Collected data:
——————————
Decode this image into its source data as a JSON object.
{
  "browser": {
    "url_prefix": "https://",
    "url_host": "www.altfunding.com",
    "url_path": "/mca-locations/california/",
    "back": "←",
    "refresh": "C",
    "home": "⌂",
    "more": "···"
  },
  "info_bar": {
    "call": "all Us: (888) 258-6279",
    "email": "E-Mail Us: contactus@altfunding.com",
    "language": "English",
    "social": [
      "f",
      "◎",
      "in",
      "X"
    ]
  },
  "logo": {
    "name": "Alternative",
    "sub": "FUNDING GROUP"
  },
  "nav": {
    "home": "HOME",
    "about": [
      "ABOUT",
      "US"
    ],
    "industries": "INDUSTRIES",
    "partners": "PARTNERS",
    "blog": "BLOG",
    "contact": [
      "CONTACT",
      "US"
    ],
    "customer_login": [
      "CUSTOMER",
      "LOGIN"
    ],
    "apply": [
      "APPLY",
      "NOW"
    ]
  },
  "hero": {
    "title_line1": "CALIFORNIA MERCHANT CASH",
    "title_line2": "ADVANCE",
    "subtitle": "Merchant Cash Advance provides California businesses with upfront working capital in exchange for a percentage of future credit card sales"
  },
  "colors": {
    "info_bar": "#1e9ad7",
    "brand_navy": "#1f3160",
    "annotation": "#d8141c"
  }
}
——————————
**Brief**: Transcribe the data. Leave every line exactly as it is.

**Problem solution**:
Decode this image into its source data as a JSON object.
{
  "browser": {
    "url_prefix": "https://",
    "url_host": "www.altfunding.com",
    "url_path": "/mca-locations/california/",
    "back": "←",
    "refresh": "C",
    "home": "⌂",
    "more": "···"
  },
  "info_bar": {
    "call": "all Us: (888) 258-6279",
    "email": "E-Mail Us: contactus@altfunding.com",
    "language": "English",
    "social": [
      "f",
      "◎",
      "in",
      "X"
    ]
  },
  "logo": {
    "name": "Alternative",
    "sub": "FUNDING GROUP"
  },
  "nav": {
    "home": "HOME",
    "about": [
      "ABOUT",
      "US"
    ],
    "industries": "INDUSTRIES",
    "partners": "PARTNERS",
    "blog": "BLOG",
    "contact": [
      "CONTACT",
      "US"
    ],
    "customer_login": [
      "CUSTOMER",
      "LOGIN"
    ],
    "apply": [
      "APPLY",
      "NOW"
    ]
  },
  "hero": {
    "title_line1": "CALIFORNIA MERCHANT CASH",
    "title_line2": "ADVANCE",
    "subtitle": "Merchant Cash Advance provides California businesses with upfront working capital in exchange for a percentage of future credit card sales"
  },
  "colors": {
    "info_bar": "#1e9ad7",
    "brand_navy": "#1f3160",
    "annotation": "#d8141c"
  }
}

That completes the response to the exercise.